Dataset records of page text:
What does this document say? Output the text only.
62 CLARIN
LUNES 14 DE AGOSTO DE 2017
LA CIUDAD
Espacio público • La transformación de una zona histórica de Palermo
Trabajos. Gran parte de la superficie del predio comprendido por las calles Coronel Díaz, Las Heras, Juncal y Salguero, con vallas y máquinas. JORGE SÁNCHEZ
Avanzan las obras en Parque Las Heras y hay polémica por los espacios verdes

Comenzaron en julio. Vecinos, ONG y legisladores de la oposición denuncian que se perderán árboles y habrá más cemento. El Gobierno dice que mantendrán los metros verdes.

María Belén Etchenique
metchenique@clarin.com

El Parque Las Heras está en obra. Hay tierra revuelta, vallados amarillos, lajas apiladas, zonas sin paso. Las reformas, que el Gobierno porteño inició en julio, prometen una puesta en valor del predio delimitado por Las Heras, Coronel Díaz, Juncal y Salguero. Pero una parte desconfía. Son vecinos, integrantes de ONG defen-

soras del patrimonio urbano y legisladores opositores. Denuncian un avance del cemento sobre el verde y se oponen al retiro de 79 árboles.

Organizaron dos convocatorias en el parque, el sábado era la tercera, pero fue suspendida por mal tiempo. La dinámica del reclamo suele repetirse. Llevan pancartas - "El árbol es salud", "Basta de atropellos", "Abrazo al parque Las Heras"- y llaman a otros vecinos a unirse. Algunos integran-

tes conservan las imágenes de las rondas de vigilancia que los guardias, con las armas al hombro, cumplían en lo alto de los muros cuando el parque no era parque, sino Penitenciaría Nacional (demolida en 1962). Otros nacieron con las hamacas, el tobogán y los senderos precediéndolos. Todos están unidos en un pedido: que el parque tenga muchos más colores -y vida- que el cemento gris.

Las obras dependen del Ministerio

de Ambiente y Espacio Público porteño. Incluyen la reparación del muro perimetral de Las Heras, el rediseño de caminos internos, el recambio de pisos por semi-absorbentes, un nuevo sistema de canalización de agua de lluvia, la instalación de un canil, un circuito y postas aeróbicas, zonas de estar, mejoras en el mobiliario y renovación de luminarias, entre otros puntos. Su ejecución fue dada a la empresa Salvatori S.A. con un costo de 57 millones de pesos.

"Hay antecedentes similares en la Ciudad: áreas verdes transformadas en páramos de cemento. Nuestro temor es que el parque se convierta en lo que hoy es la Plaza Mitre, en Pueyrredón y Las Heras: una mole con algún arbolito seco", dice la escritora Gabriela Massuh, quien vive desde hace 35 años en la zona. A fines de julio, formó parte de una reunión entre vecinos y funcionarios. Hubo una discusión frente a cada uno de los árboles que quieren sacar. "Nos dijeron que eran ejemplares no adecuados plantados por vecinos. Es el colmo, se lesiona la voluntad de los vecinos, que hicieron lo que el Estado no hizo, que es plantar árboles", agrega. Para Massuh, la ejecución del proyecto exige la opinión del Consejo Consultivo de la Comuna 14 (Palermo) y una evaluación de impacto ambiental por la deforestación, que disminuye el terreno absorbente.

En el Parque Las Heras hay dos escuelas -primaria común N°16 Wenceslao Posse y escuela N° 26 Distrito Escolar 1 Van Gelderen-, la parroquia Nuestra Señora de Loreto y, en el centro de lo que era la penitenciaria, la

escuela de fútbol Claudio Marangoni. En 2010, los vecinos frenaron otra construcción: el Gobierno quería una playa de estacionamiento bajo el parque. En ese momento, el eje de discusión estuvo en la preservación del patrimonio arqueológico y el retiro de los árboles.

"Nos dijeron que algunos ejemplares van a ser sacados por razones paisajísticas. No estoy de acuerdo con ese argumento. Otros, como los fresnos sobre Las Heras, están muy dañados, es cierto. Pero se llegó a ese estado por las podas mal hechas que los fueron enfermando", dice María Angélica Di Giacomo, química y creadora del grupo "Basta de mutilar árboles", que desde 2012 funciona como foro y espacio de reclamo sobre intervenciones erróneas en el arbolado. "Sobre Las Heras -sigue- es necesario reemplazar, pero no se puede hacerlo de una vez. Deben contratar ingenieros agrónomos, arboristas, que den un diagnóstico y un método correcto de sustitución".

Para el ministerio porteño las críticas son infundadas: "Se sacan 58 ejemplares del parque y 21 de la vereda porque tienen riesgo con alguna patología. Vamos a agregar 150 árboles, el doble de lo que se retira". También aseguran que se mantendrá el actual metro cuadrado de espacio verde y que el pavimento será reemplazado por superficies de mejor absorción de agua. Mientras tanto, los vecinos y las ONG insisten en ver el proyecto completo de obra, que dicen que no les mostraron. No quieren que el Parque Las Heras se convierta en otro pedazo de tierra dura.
--
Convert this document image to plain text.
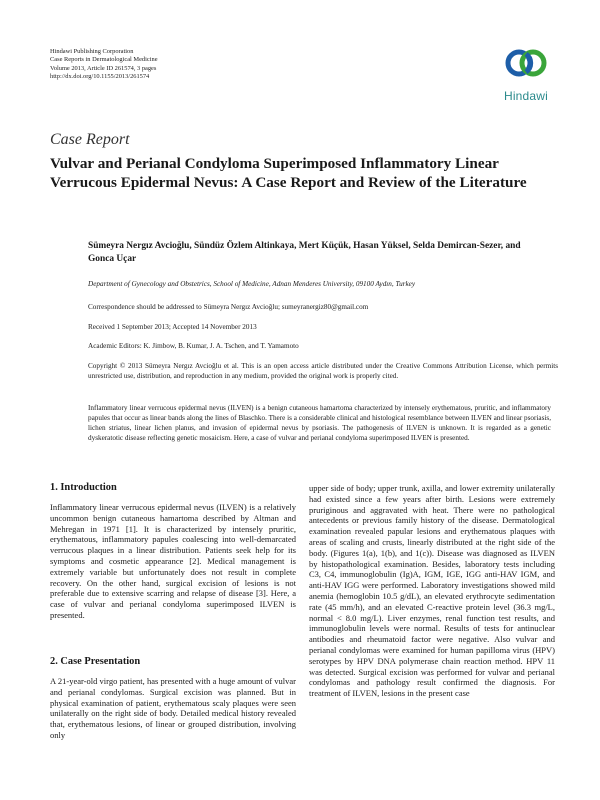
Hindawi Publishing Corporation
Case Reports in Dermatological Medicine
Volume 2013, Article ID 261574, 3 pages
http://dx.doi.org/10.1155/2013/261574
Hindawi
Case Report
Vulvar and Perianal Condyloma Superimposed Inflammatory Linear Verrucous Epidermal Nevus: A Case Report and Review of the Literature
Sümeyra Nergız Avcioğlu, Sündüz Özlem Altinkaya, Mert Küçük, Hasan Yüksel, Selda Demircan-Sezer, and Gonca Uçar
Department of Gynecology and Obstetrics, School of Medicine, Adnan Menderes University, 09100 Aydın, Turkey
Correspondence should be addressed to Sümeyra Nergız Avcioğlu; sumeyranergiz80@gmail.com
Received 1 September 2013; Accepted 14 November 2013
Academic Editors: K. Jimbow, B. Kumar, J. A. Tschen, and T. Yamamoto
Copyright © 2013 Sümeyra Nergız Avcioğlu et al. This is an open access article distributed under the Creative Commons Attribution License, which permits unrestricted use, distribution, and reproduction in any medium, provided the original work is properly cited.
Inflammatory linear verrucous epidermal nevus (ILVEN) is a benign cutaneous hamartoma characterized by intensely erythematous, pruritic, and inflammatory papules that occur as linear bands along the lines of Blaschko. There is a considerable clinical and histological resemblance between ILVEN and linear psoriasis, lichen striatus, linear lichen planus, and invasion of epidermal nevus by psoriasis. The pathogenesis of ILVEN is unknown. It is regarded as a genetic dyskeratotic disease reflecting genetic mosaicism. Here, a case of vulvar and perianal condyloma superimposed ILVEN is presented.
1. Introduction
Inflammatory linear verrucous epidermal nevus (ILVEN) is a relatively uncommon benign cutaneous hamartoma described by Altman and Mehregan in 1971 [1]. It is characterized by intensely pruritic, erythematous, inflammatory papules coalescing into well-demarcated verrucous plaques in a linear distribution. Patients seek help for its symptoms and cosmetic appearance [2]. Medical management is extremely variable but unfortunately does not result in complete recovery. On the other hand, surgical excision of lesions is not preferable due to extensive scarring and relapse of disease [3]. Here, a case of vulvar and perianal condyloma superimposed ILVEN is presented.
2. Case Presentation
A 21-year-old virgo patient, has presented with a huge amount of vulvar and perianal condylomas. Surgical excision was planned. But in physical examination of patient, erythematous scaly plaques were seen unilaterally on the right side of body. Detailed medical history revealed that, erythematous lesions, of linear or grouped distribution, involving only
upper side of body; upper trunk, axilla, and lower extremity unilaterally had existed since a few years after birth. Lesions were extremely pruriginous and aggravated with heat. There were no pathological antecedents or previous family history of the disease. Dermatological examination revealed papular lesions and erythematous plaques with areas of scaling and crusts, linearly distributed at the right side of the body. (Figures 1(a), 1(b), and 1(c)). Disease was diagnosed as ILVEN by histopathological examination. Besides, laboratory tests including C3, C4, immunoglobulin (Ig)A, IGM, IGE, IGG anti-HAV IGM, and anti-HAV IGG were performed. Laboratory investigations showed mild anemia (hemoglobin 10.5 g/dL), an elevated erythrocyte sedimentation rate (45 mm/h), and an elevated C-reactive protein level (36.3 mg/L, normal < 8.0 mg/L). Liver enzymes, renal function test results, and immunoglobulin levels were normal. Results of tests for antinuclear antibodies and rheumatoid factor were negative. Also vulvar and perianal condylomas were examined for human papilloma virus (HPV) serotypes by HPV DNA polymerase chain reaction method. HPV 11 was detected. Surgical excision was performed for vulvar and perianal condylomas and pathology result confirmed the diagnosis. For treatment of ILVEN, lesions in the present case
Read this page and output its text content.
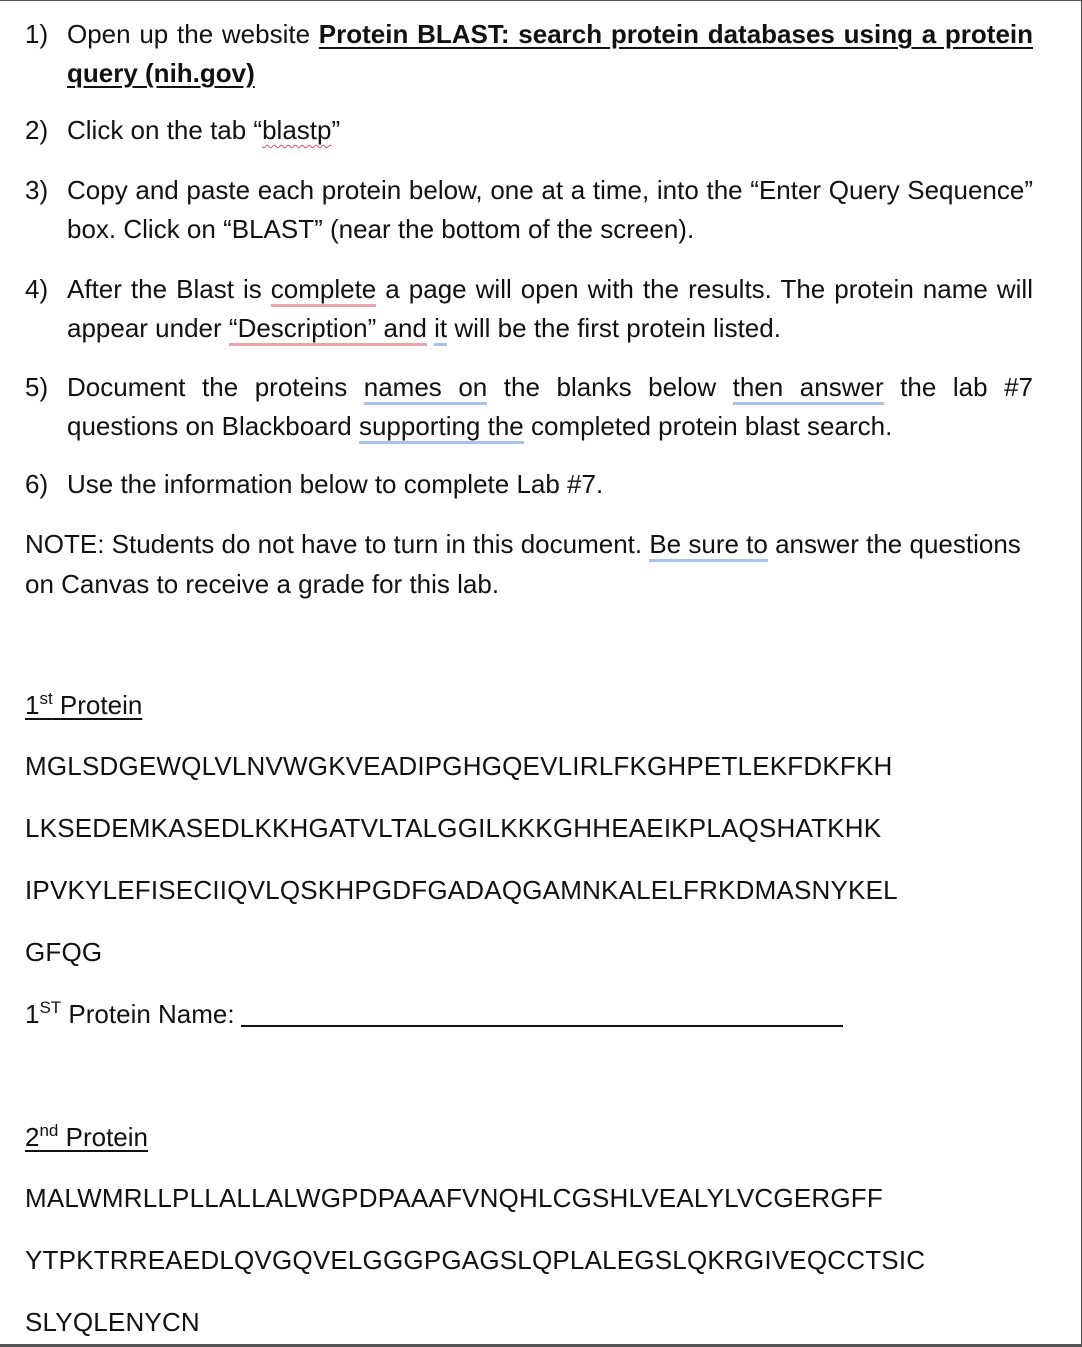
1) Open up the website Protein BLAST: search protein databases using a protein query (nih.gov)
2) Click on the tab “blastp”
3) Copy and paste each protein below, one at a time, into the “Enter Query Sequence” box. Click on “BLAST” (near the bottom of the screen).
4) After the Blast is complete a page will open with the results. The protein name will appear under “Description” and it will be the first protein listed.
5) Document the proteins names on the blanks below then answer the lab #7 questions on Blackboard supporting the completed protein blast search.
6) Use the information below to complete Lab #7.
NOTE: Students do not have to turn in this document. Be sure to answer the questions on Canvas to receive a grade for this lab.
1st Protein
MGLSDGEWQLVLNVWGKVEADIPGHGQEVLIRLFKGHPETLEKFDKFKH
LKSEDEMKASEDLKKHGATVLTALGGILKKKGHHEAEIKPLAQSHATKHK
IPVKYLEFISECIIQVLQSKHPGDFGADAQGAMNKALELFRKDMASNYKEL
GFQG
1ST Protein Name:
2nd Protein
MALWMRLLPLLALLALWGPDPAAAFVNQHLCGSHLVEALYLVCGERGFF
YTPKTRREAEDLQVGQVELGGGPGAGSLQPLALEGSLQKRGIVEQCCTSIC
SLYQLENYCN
...
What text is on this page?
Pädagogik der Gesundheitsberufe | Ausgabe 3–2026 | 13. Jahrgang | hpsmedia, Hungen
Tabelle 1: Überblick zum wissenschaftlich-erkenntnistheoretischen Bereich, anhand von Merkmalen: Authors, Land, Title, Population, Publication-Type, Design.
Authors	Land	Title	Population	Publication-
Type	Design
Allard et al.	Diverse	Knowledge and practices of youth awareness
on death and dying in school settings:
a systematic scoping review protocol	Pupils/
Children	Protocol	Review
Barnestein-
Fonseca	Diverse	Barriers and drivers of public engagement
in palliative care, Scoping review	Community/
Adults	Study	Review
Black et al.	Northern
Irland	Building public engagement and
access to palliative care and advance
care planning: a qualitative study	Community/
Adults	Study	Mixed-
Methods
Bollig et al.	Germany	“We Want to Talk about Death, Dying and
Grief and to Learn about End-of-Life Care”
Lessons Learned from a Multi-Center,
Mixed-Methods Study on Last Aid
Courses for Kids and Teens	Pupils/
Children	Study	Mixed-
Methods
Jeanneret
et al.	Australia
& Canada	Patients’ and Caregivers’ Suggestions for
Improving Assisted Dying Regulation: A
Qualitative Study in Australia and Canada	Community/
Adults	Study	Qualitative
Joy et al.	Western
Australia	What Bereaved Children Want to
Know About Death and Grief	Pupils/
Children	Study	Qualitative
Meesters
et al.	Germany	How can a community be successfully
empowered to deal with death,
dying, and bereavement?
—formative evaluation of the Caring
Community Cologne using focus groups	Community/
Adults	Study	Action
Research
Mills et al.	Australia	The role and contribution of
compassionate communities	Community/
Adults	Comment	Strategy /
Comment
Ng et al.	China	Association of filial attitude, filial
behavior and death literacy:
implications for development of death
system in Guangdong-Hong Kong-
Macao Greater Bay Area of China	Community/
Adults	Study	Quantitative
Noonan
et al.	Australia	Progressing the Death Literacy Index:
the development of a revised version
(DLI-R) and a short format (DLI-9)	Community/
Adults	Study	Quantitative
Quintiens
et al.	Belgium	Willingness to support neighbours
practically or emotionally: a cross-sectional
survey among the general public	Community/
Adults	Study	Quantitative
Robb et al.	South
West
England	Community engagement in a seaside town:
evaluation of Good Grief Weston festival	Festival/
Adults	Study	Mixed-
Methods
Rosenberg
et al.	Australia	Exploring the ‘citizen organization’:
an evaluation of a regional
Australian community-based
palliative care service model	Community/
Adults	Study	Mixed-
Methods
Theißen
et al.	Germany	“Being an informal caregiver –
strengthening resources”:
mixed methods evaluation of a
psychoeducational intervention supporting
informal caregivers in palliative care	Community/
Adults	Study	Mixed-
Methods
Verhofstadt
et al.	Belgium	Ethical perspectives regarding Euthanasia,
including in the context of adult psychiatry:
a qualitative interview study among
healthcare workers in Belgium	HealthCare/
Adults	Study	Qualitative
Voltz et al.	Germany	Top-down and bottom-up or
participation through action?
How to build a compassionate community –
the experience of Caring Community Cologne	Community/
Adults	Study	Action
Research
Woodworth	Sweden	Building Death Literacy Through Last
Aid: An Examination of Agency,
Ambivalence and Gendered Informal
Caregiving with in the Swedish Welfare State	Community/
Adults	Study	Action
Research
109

What is being asked:
The result should be every line that contains "access", copied from the entries.

Solution to this exercise:
Copyright © 2013 Sümeyra Nergız Avcioğlu et al. This is an open access article distributed under the Creative Commons Attribution License, which permits unrestricted use, distribution, and reproduction in any medium, provided the original work is properly cited.
access to palliative care and advance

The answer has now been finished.